What to do »
From the entries that follow, gather each line holding the word "Market".

Material for this exercise »
'''

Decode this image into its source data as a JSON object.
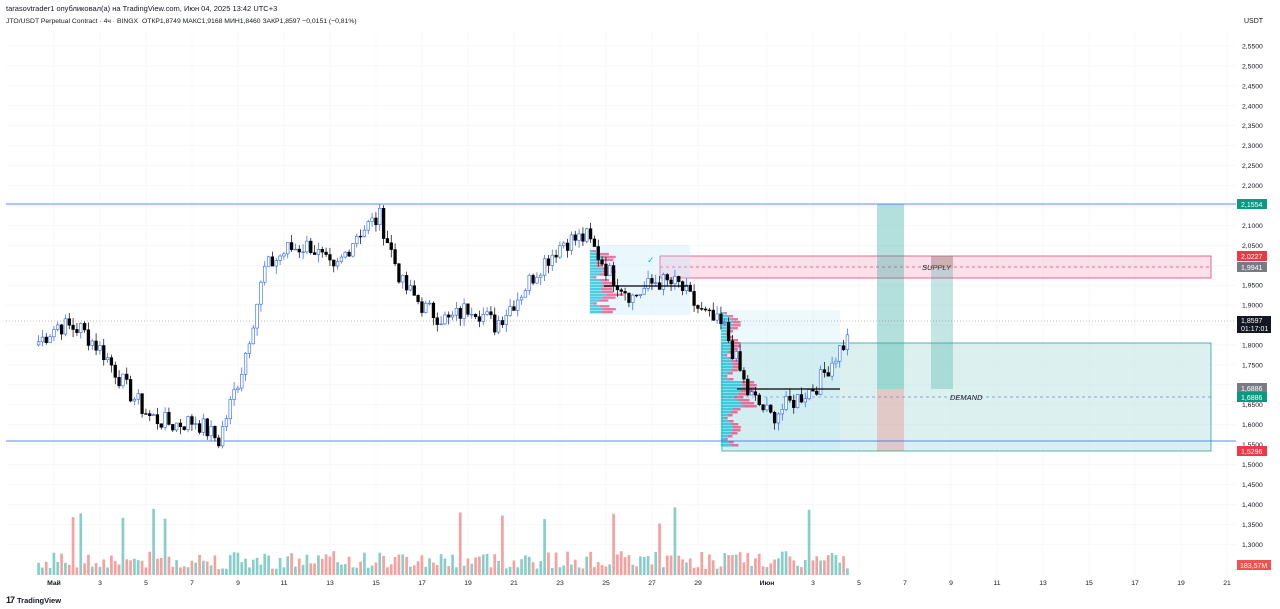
{
  "header": {
    "publisher_line": "tarasovtrader1 опубликовал(а) на TradingView.com, Июн 04, 2025 13:42 UTC+3",
    "symbol": "JTO/USDT Perpetual Contract · 4ч · BINGX",
    "open": "ОТКР1,8749",
    "high": "МАКС1,9168",
    "low": "МИН1,8460",
    "close": "ЗАКР1,8597",
    "change": "−0,0151 (−0,81%)"
  },
  "price_axis": {
    "unit": "USDT",
    "ticks": [
      "2,5500",
      "2,5000",
      "2,4500",
      "2,4000",
      "2,3500",
      "2,3000",
      "2,2500",
      "2,2000",
      "2,1500",
      "2,1000",
      "2,0500",
      "2,0000",
      "1,9500",
      "1,9000",
      "1,8500",
      "1,8000",
      "1,7500",
      "1,7000",
      "1,6500",
      "1,6000",
      "1,5500",
      "1,5000",
      "1,4500",
      "1,4000",
      "1,3500",
      "1,3000"
    ]
  },
  "time_axis": {
    "ticks": [
      "Май",
      "3",
      "5",
      "7",
      "9",
      "11",
      "13",
      "15",
      "17",
      "19",
      "21",
      "23",
      "25",
      "27",
      "29",
      "Июн",
      "3",
      "5",
      "7",
      "9",
      "11",
      "13",
      "15",
      "17",
      "19",
      "21"
    ]
  },
  "price_labels": {
    "resistance": "2,1554",
    "supply_top": "2,0227",
    "supply_mid": "1,9941",
    "last_price": "1,8597",
    "countdown": "01:17:01",
    "poc_1": "1,6886",
    "poc_2": "1,6886",
    "support": "1,5296",
    "volume": "183,57M"
  },
  "zones": {
    "supply_label": "SUPPLY",
    "demand_label": "DEMAND"
  },
  "colors": {
    "up": "#ffffff",
    "up_border": "#2962ff",
    "down": "#000000",
    "vol_up": "#26a69a",
    "vol_down": "#ef5350",
    "hline": "#2962ff",
    "supply_fill": "#f8bbd0",
    "demand_fill": "#b2dfdb",
    "last_price_bg": "#131722",
    "resistance_bg": "#089981",
    "support_bg": "#f23645"
  },
  "brand": {
    "logo": "17",
    "name": "TradingView"
  },
  "chart_data": {
    "type": "candlestick",
    "timeframe": "4h",
    "symbol": "JTO/USDT",
    "y_range": [
      1.23,
      2.58
    ],
    "x_range": [
      "2025-04-30",
      "2025-06-22"
    ],
    "ohlc_last": {
      "open": 1.8749,
      "high": 1.9168,
      "low": 1.846,
      "close": 1.8597
    },
    "horizontal_levels": [
      2.1554,
      1.5296
    ],
    "supply_zone": [
      1.9665,
      2.0227
    ],
    "demand_zone": [
      1.53,
      1.8
    ],
    "poc_level": 1.6886,
    "daily_closes": [
      [
        "2025-04-30",
        1.85
      ],
      [
        "2025-05-01",
        1.84
      ],
      [
        "2025-05-02",
        1.78
      ],
      [
        "2025-05-03",
        1.69
      ],
      [
        "2025-05-04",
        1.62
      ],
      [
        "2025-05-05",
        1.6
      ],
      [
        "2025-05-06",
        1.61
      ],
      [
        "2025-05-07",
        1.56
      ],
      [
        "2025-05-08",
        1.74
      ],
      [
        "2025-05-09",
        1.99
      ],
      [
        "2025-05-10",
        2.04
      ],
      [
        "2025-05-11",
        2.05
      ],
      [
        "2025-05-12",
        1.98
      ],
      [
        "2025-05-13",
        2.08
      ],
      [
        "2025-05-14",
        2.12
      ],
      [
        "2025-05-15",
        1.95
      ],
      [
        "2025-05-16",
        1.89
      ],
      [
        "2025-05-17",
        1.86
      ],
      [
        "2025-05-18",
        1.9
      ],
      [
        "2025-05-19",
        1.85
      ],
      [
        "2025-05-20",
        1.92
      ],
      [
        "2025-05-21",
        2.0
      ],
      [
        "2025-05-22",
        2.06
      ],
      [
        "2025-05-23",
        2.07
      ],
      [
        "2025-05-24",
        1.98
      ],
      [
        "2025-05-25",
        1.92
      ],
      [
        "2025-05-26",
        1.96
      ],
      [
        "2025-05-27",
        1.95
      ],
      [
        "2025-05-28",
        1.88
      ],
      [
        "2025-05-29",
        1.84
      ],
      [
        "2025-05-30",
        1.68
      ],
      [
        "2025-05-31",
        1.62
      ],
      [
        "2025-06-01",
        1.66
      ],
      [
        "2025-06-02",
        1.7
      ],
      [
        "2025-06-03",
        1.79
      ],
      [
        "2025-06-04",
        1.86
      ]
    ],
    "volume_max_label": "183,57M"
  }
}
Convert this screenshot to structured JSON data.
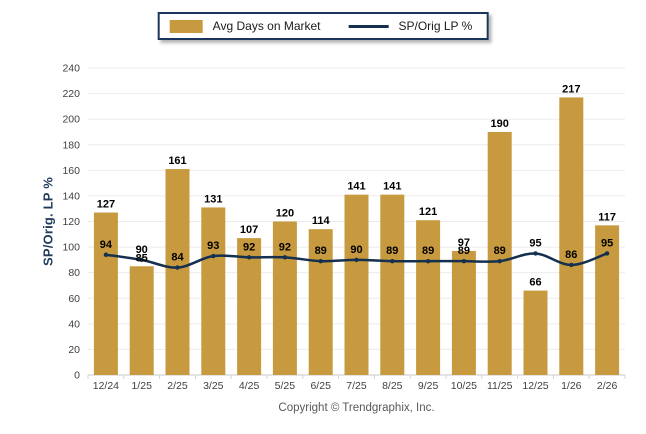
{
  "legend": {
    "bar_label": "Avg Days on Market",
    "line_label": "SP/Orig LP %"
  },
  "y_axis": {
    "title": "SP/Orig. LP %",
    "tick_labels": [
      "0",
      "20",
      "40",
      "60",
      "80",
      "100",
      "120",
      "140",
      "160",
      "180",
      "200",
      "220",
      "240"
    ]
  },
  "footer": {
    "copyright": "Copyright © Trendgraphix, Inc."
  },
  "colors": {
    "bar": "#C79A3F",
    "line": "#14304E",
    "marker": "#14304E",
    "grid": "#EBEBEB",
    "axis": "#C9C9C9",
    "tick": "#D4D4D4",
    "value_label": "#000000",
    "tick_text": "#3F3F3F",
    "legend_border": "#1B365D",
    "y_title_text": "#1F3A5C",
    "copyright_text": "#595959"
  },
  "chart_data": {
    "type": "bar",
    "categories": [
      "12/24",
      "1/25",
      "2/25",
      "3/25",
      "4/25",
      "5/25",
      "6/25",
      "7/25",
      "8/25",
      "9/25",
      "10/25",
      "11/25",
      "12/25",
      "1/26",
      "2/26"
    ],
    "series": [
      {
        "name": "Avg Days on Market",
        "type": "bar",
        "values": [
          127,
          85,
          161,
          131,
          107,
          120,
          114,
          141,
          141,
          121,
          97,
          190,
          66,
          217,
          117
        ]
      },
      {
        "name": "SP/Orig LP %",
        "type": "line",
        "values": [
          94,
          90,
          84,
          93,
          92,
          92,
          89,
          90,
          89,
          89,
          89,
          89,
          95,
          86,
          95
        ]
      }
    ],
    "title": "",
    "xlabel": "",
    "ylabel": "SP/Orig. LP %",
    "ylim": [
      0,
      240
    ],
    "ystep": 20,
    "grid": true,
    "legend_position": "top-center",
    "value_labels_shown": true,
    "line_smoothed": true
  }
}
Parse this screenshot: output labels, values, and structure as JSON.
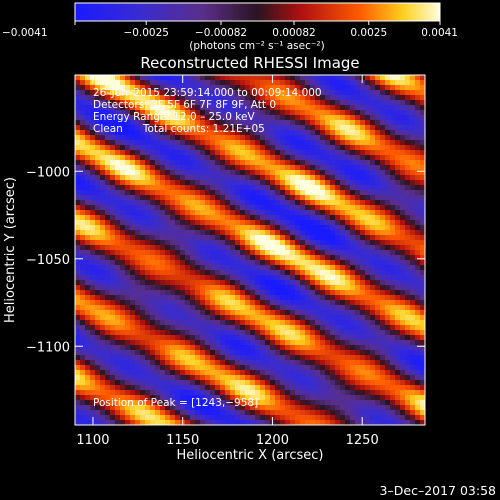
{
  "chart_data": {
    "type": "heatmap",
    "title": "Reconstructed RHESSI Image",
    "xlabel": "Heliocentric X (arcsec)",
    "ylabel": "Heliocentric Y (arcsec)",
    "xlim": [
      1090,
      1285
    ],
    "ylim": [
      -1145,
      -945
    ],
    "x_ticks": [
      1100,
      1150,
      1200,
      1250
    ],
    "y_ticks": [
      -1000,
      -1050,
      -1100
    ],
    "x_tick_labels": [
      "1100",
      "1150",
      "1200",
      "1250"
    ],
    "y_tick_labels": [
      "−1000",
      "−1050",
      "−1100"
    ],
    "colormap": "blue-purple-red-yellow-white",
    "colorbar": {
      "range": [
        -0.0041,
        0.0041
      ],
      "ticks": [
        -0.0041,
        -0.0025,
        -0.00082,
        0.00082,
        0.0025,
        0.0041
      ],
      "tick_labels": [
        "−0.0041",
        "−0.0025",
        "−0.00082",
        "0.00082",
        "0.0025",
        "0.0041"
      ],
      "unit_label": "(photons cm⁻² s⁻¹ asec⁻²)"
    },
    "annotations": [
      "26–Jun–2015 23:59:14.000 to 00:09:14.000",
      "Detectors: 3F 5F 6F 7F 8F 9F, Att 0",
      "Energy Range: 12.0 – 25.0 keV",
      "Clean      Total counts: 1.21E+05"
    ],
    "peak_label": "Position of Peak = [1243,−958]",
    "peak_position": [
      1243,
      -958
    ]
  },
  "footer": {
    "date_stamp": "3–Dec–2017 03:58"
  },
  "colors": {
    "background": "#000000",
    "foreground": "#ffffff"
  }
}
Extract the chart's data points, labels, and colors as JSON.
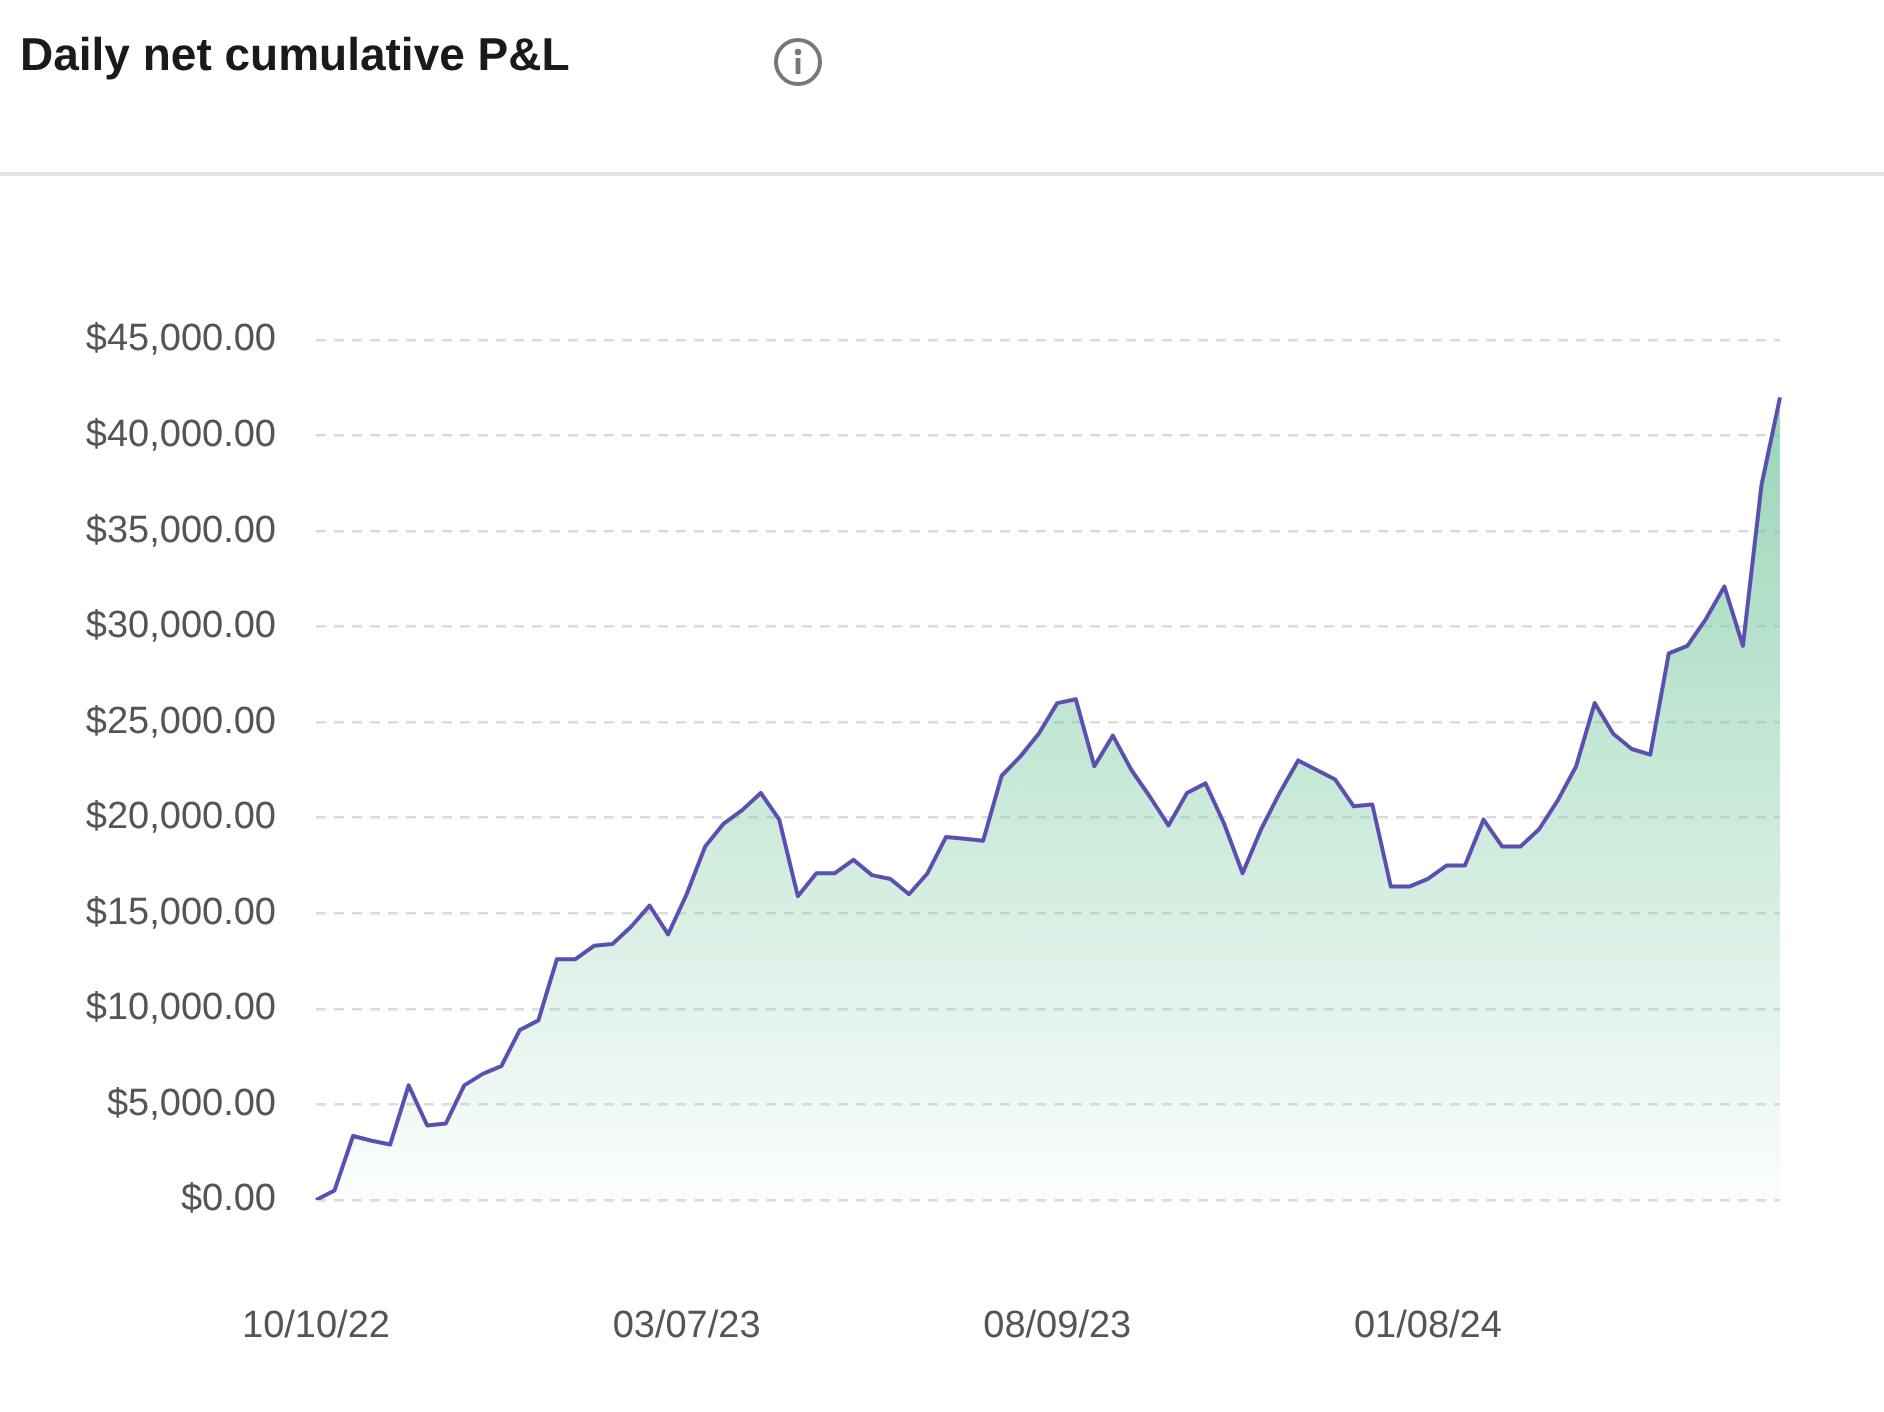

'''

Response below »
    "bar_label": "Avg Days on Market",
        "name": "Avg Days on Market",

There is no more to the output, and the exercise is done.